GIVEN PROBLEM »
Copy out, word for word, the lines of the records that run from the one containing "Patent image size: (536, 858)." to the one containing "The window portion 14g is at (227, 310).", including both of those lines.

DATA SUPPLIED »
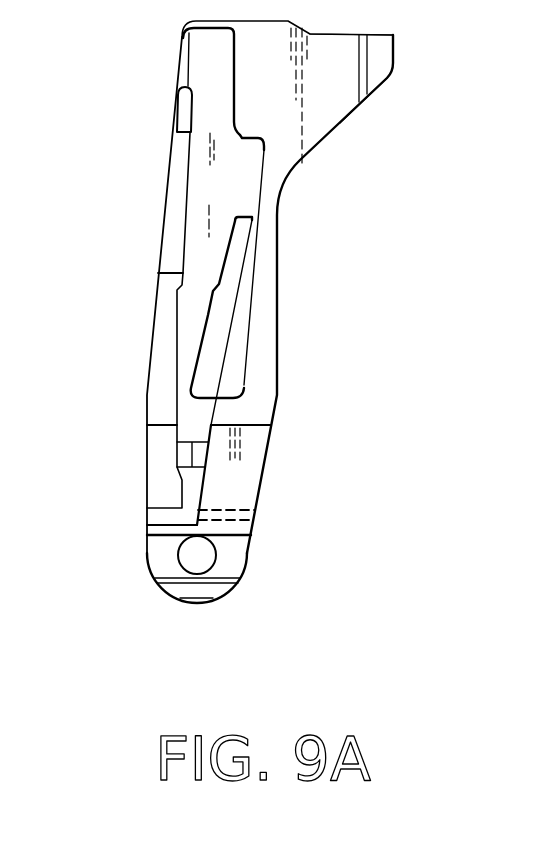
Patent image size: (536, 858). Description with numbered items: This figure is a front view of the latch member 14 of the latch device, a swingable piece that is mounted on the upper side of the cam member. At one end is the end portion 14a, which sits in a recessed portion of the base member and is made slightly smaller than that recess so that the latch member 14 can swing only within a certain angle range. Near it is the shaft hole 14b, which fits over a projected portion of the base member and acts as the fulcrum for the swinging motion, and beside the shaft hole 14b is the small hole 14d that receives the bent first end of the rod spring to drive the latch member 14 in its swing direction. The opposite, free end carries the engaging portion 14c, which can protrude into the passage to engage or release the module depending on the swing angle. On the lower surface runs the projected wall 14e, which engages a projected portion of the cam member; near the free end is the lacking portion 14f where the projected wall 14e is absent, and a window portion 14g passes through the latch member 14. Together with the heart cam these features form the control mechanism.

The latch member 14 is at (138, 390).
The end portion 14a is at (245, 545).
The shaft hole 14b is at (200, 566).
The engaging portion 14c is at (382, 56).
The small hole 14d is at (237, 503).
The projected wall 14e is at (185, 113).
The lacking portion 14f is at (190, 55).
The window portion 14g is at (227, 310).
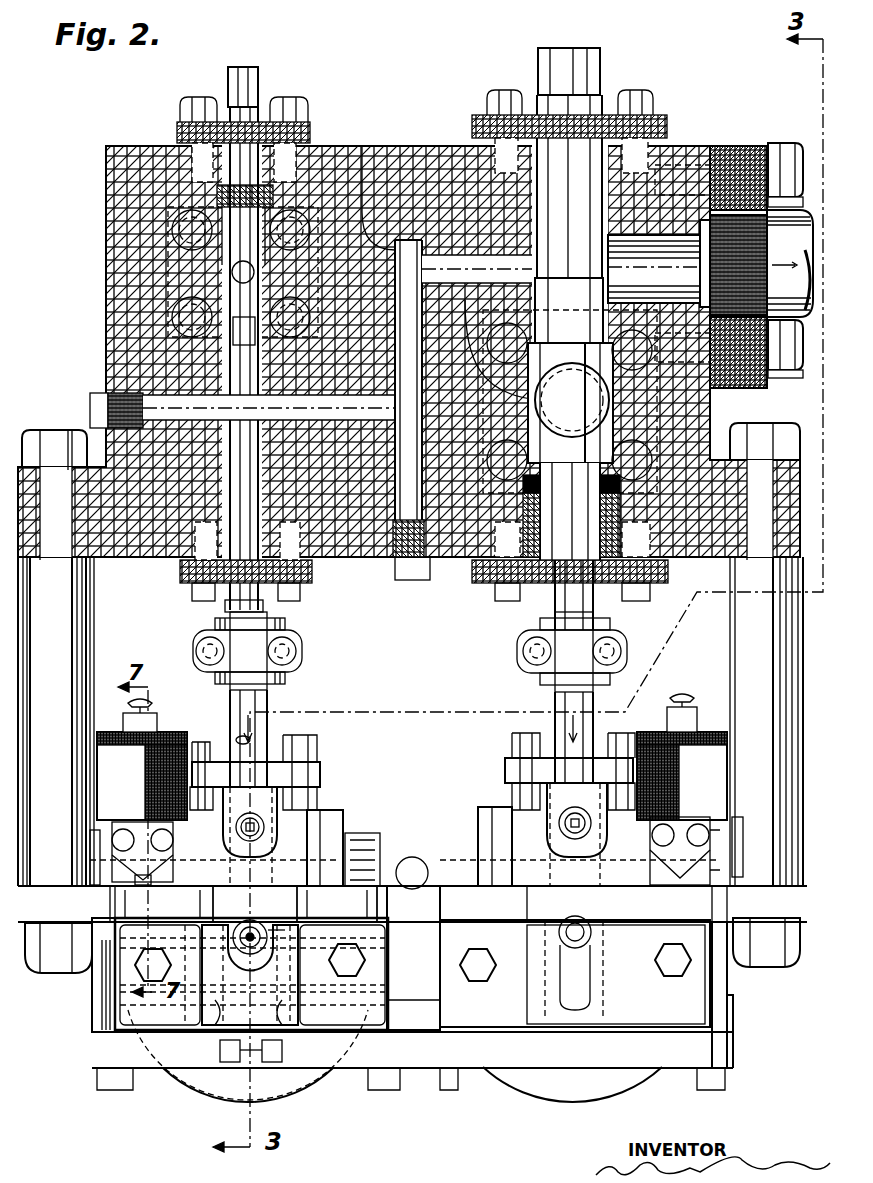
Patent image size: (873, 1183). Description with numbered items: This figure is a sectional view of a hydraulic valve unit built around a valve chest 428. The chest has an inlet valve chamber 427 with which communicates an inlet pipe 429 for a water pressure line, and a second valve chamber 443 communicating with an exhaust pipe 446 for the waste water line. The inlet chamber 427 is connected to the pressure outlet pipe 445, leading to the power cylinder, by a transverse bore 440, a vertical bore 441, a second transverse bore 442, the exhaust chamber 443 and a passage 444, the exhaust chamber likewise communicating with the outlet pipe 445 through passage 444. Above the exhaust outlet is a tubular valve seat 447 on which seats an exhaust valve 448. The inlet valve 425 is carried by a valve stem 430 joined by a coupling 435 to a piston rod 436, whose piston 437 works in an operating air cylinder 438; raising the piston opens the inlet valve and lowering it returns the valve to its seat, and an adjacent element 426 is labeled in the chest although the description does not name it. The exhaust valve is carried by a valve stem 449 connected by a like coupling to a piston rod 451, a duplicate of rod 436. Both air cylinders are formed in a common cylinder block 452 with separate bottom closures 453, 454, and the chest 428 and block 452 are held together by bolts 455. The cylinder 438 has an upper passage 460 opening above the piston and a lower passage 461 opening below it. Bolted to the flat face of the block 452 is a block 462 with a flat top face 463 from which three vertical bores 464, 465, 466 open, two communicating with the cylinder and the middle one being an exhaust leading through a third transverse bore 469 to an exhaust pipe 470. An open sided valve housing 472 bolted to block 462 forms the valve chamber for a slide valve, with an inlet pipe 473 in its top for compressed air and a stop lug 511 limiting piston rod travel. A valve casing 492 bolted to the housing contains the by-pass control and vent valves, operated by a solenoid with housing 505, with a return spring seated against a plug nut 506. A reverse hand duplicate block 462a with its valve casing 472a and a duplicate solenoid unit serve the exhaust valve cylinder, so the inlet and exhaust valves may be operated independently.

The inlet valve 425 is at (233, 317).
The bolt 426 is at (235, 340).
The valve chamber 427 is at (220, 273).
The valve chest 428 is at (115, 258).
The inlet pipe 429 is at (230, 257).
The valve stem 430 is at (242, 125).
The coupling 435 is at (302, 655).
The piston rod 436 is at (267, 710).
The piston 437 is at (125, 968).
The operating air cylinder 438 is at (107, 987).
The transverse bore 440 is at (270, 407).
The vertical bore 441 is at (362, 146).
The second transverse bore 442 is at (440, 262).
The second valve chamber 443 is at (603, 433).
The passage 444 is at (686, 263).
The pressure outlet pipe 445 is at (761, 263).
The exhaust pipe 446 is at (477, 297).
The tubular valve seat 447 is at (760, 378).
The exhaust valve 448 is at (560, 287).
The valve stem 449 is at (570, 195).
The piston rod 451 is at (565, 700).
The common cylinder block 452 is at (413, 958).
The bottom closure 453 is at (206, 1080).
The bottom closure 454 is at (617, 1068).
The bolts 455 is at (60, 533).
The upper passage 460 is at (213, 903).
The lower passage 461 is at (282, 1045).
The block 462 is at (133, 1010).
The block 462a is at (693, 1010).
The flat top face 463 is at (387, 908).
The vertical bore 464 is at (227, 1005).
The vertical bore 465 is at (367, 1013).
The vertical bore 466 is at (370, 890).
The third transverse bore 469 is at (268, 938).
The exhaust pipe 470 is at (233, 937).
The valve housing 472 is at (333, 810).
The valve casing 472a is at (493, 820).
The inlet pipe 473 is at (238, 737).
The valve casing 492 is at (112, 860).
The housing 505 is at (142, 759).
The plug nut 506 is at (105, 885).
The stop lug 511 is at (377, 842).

---

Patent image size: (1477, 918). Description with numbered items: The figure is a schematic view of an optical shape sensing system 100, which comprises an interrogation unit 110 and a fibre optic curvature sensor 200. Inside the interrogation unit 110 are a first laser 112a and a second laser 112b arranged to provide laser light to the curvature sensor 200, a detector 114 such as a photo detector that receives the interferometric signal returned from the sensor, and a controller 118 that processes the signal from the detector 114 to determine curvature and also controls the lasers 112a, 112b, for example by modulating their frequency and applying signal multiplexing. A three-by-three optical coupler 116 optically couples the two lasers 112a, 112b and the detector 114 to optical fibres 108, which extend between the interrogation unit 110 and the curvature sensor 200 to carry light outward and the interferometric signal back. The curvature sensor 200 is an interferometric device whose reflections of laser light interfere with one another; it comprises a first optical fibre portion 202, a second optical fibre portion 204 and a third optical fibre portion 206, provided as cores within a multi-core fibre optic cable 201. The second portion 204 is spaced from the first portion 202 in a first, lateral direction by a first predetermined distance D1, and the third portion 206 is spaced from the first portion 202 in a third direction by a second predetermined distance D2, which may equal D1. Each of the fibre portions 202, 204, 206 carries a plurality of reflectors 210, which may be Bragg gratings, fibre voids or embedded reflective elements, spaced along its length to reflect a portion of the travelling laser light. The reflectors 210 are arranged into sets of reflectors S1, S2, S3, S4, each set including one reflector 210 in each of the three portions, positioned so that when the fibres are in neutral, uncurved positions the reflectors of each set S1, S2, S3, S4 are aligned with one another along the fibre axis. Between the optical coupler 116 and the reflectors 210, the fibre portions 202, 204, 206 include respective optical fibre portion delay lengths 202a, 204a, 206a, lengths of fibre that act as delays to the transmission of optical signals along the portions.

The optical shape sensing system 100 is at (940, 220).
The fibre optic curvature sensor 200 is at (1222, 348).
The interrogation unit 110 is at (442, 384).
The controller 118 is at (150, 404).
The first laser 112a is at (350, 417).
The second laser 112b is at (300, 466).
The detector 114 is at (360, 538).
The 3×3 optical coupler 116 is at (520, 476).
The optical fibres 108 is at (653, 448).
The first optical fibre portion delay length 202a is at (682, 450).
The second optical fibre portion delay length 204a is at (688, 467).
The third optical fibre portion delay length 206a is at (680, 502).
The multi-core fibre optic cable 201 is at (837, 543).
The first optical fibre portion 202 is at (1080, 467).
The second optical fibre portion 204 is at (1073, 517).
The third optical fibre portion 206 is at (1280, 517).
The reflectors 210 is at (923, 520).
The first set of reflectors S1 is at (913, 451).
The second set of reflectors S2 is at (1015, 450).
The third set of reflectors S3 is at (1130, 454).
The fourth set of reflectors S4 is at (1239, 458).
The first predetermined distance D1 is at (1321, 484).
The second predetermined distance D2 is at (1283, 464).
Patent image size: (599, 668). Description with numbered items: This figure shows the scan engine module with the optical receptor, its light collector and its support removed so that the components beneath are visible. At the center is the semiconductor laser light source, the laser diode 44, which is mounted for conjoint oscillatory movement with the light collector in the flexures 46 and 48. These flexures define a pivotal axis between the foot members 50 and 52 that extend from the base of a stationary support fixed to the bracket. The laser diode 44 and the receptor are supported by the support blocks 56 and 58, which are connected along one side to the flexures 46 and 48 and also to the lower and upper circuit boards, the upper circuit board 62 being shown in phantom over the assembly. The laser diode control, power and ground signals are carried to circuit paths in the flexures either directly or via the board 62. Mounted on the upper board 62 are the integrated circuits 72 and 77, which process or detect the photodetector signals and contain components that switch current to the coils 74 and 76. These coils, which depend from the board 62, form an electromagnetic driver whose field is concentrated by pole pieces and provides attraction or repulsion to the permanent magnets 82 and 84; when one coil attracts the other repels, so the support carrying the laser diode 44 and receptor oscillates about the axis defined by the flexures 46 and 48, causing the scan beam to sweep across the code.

EXERCISE RESULT »
Patent image size: (536, 858). Description with numbered items: This figure is a front view of the latch member 14 of the latch device, a swingable piece that is mounted on the upper side of the cam member. At one end is the end portion 14a, which sits in a recessed portion of the base member and is made slightly smaller than that recess so that the latch member 14 can swing only within a certain angle range. Near it is the shaft hole 14b, which fits over a projected portion of the base member and acts as the fulcrum for the swinging motion, and beside the shaft hole 14b is the small hole 14d that receives the bent first end of the rod spring to drive the latch member 14 in its swing direction. The opposite, free end carries the engaging portion 14c, which can protrude into the passage to engage or release the module depending on the swing angle. On the lower surface runs the projected wall 14e, which engages a projected portion of the cam member; near the free end is the lacking portion 14f where the projected wall 14e is absent, and a window portion 14g passes through the latch member 14. Together with the heart cam these features form the control mechanism.

The latch member 14 is at (138, 390).
The end portion 14a is at (245, 545).
The shaft hole 14b is at (200, 566).
The engaging portion 14c is at (382, 56).
The small hole 14d is at (237, 503).
The projected wall 14e is at (185, 113).
The lacking portion 14f is at (190, 55).
The window portion 14g is at (227, 310).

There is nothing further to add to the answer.